Please transcribe the data below exactly. Leave the pictures out.

··· Source records ···

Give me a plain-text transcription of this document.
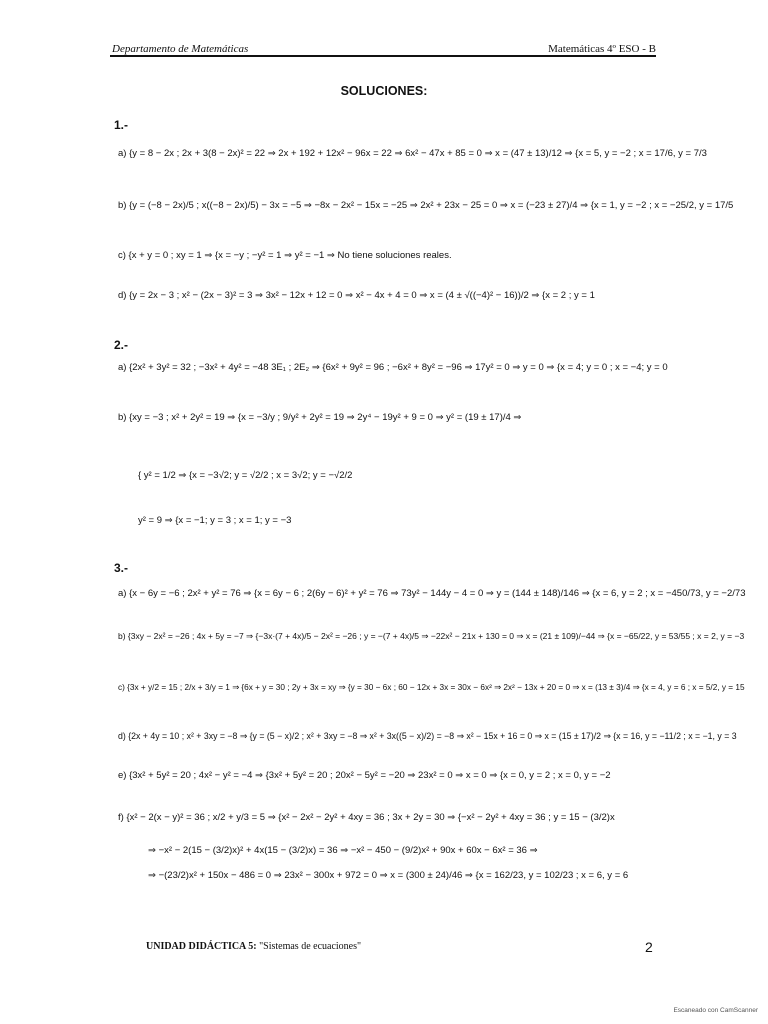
Departamento de Matemáticas	Matemáticas 4º ESO - B
SOLUCIONES:
1.-
a) {y = 8 − 2x ; 2x + 3(8 − 2x)² = 22 ⇒ 2x + 192 + 12x² − 96x = 22 ⇒ 6x² − 47x + 85 = 0 ⇒ x = (47 ± 13)/12 ⇒ {x = 5, y = −2 ; x = 17/6, y = 7/3
b) {y = (−8 − 2x)/5 ; x((−8 − 2x)/5) − 3x = −5 ⇒ −8x − 2x² − 15x = −25 ⇒ 2x² + 23x − 25 = 0 ⇒ x = (−23 ± 27)/4 ⇒ {x = 1, y = −2 ; x = −25/2, y = 17/5
c) {x + y = 0 ; xy = 1 ⇒ {x = −y ; −y² = 1 ⇒ y² = −1 ⇒ No tiene soluciones reales.
d) {y = 2x − 3 ; x² − (2x − 3)² = 3 ⇒ 3x² − 12x + 12 = 0 ⇒ x² − 4x + 4 = 0 ⇒ x = (4 ± √((−4)² − 16))/2 ⇒ {x = 2 ; y = 1
2.-
a) {2x² + 3y² = 32 ; −3x² + 4y² = −48 3E₁ ; 2E₂ ⇒ {6x² + 9y² = 96 ; −6x² + 8y² = −96 ⇒ 17y² = 0 ⇒ y = 0 ⇒ {x = 4; y = 0 ; x = −4; y = 0
b) {xy = −3 ; x² + 2y² = 19 ⇒ {x = −3/y ; 9/y² + 2y² = 19 ⇒ 2y⁴ − 19y² + 9 = 0 ⇒ y² = (19 ± 17)/4 ⇒
{ y² = 1/2 ⇒ {x = −3√2; y = √2/2 ; x = 3√2; y = −√2/2
y² = 9 ⇒ {x = −1; y = 3 ; x = 1; y = −3
3.-
a) {x − 6y = −6 ; 2x² + y² = 76 ⇒ {x = 6y − 6 ; 2(6y − 6)² + y² = 76 ⇒ 73y² − 144y − 4 = 0 ⇒ y = (144 ± 148)/146 ⇒ {x = 6, y = 2 ; x = −450/73, y = −2/73
b) {3xy − 2x² = −26 ; 4x + 5y = −7 ⇒ {−3x·(7 + 4x)/5 − 2x² = −26 ; y = −(7 + 4x)/5 ⇒ −22x² − 21x + 130 = 0 ⇒ x = (21 ± 109)/−44 ⇒ {x = −65/22, y = 53/55 ; x = 2, y = −3
c) {3x + y/2 = 15 ; 2/x + 3/y = 1 ⇒ {6x + y = 30 ; 2y + 3x = xy ⇒ {y = 30 − 6x ; 60 − 12x + 3x = 30x − 6x² ⇒ 2x² − 13x + 20 = 0 ⇒ x = (13 ± 3)/4 ⇒ {x = 4, y = 6 ; x = 5/2, y = 15
d) {2x + 4y = 10 ; x² + 3xy = −8 ⇒ {y = (5 − x)/2 ; x² + 3xy = −8 ⇒ x² + 3x((5 − x)/2) = −8 ⇒ x² − 15x + 16 = 0 ⇒ x = (15 ± 17)/2 ⇒ {x = 16, y = −11/2 ; x = −1, y = 3
e) {3x² + 5y² = 20 ; 4x² − y² = −4 ⇒ {3x² + 5y² = 20 ; 20x² − 5y² = −20 ⇒ 23x² = 0 ⇒ x = 0 ⇒ {x = 0, y = 2 ; x = 0, y = −2
f) {x² − 2(x − y)² = 36 ; x/2 + y/3 = 5 ⇒ {x² − 2x² − 2y² + 4xy = 36 ; 3x + 2y = 30 ⇒ {−x² − 2y² + 4xy = 36 ; y = 15 − (3/2)x
⇒ −x² − 2(15 − (3/2)x)² + 4x(15 − (3/2)x) = 36 ⇒ −x² − 450 − (9/2)x² + 90x + 60x − 6x² = 36 ⇒
⇒ −(23/2)x² + 150x − 486 = 0 ⇒ 23x² − 300x + 972 = 0 ⇒ x = (300 ± 24)/46 ⇒ {x = 162/23, y = 102/23 ; x = 6, y = 6
UNIDAD DIDÁCTICA 5: "Sistemas de ecuaciones"	2
Escaneado con CamScanner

···

» **Answer to this task**
Give me a plain-text transcription of this document.
Departamento de Matemáticas	Matemáticas 4º ESO - B
SOLUCIONES:
1.-
a) {y = 8 − 2x ; 2x + 3(8 − 2x)² = 22 ⇒ 2x + 192 + 12x² − 96x = 22 ⇒ 6x² − 47x + 85 = 0 ⇒ x = (47 ± 13)/12 ⇒ {x = 5, y = −2 ; x = 17/6, y = 7/3
b) {y = (−8 − 2x)/5 ; x((−8 − 2x)/5) − 3x = −5 ⇒ −8x − 2x² − 15x = −25 ⇒ 2x² + 23x − 25 = 0 ⇒ x = (−23 ± 27)/4 ⇒ {x = 1, y = −2 ; x = −25/2, y = 17/5
c) {x + y = 0 ; xy = 1 ⇒ {x = −y ; −y² = 1 ⇒ y² = −1 ⇒ No tiene soluciones reales.
d) {y = 2x − 3 ; x² − (2x − 3)² = 3 ⇒ 3x² − 12x + 12 = 0 ⇒ x² − 4x + 4 = 0 ⇒ x = (4 ± √((−4)² − 16))/2 ⇒ {x = 2 ; y = 1
2.-
a) {2x² + 3y² = 32 ; −3x² + 4y² = −48 3E₁ ; 2E₂ ⇒ {6x² + 9y² = 96 ; −6x² + 8y² = −96 ⇒ 17y² = 0 ⇒ y = 0 ⇒ {x = 4; y = 0 ; x = −4; y = 0
b) {xy = −3 ; x² + 2y² = 19 ⇒ {x = −3/y ; 9/y² + 2y² = 19 ⇒ 2y⁴ − 19y² + 9 = 0 ⇒ y² = (19 ± 17)/4 ⇒
{ y² = 1/2 ⇒ {x = −3√2; y = √2/2 ; x = 3√2; y = −√2/2
y² = 9 ⇒ {x = −1; y = 3 ; x = 1; y = −3
3.-
a) {x − 6y = −6 ; 2x² + y² = 76 ⇒ {x = 6y − 6 ; 2(6y − 6)² + y² = 76 ⇒ 73y² − 144y − 4 = 0 ⇒ y = (144 ± 148)/146 ⇒ {x = 6, y = 2 ; x = −450/73, y = −2/73
b) {3xy − 2x² = −26 ; 4x + 5y = −7 ⇒ {−3x·(7 + 4x)/5 − 2x² = −26 ; y = −(7 + 4x)/5 ⇒ −22x² − 21x + 130 = 0 ⇒ x = (21 ± 109)/−44 ⇒ {x = −65/22, y = 53/55 ; x = 2, y = −3
c) {3x + y/2 = 15 ; 2/x + 3/y = 1 ⇒ {6x + y = 30 ; 2y + 3x = xy ⇒ {y = 30 − 6x ; 60 − 12x + 3x = 30x − 6x² ⇒ 2x² − 13x + 20 = 0 ⇒ x = (13 ± 3)/4 ⇒ {x = 4, y = 6 ; x = 5/2, y = 15
d) {2x + 4y = 10 ; x² + 3xy = −8 ⇒ {y = (5 − x)/2 ; x² + 3xy = −8 ⇒ x² + 3x((5 − x)/2) = −8 ⇒ x² − 15x + 16 = 0 ⇒ x = (15 ± 17)/2 ⇒ {x = 16, y = −11/2 ; x = −1, y = 3
e) {3x² + 5y² = 20 ; 4x² − y² = −4 ⇒ {3x² + 5y² = 20 ; 20x² − 5y² = −20 ⇒ 23x² = 0 ⇒ x = 0 ⇒ {x = 0, y = 2 ; x = 0, y = −2
f) {x² − 2(x − y)² = 36 ; x/2 + y/3 = 5 ⇒ {x² − 2x² − 2y² + 4xy = 36 ; 3x + 2y = 30 ⇒ {−x² − 2y² + 4xy = 36 ; y = 15 − (3/2)x
⇒ −x² − 2(15 − (3/2)x)² + 4x(15 − (3/2)x) = 36 ⇒ −x² − 450 − (9/2)x² + 90x + 60x − 6x² = 36 ⇒
⇒ −(23/2)x² + 150x − 486 = 0 ⇒ 23x² − 300x + 972 = 0 ⇒ x = (300 ± 24)/46 ⇒ {x = 162/23, y = 102/23 ; x = 6, y = 6
UNIDAD DIDÁCTICA 5: "Sistemas de ecuaciones"	2
Escaneado con CamScanner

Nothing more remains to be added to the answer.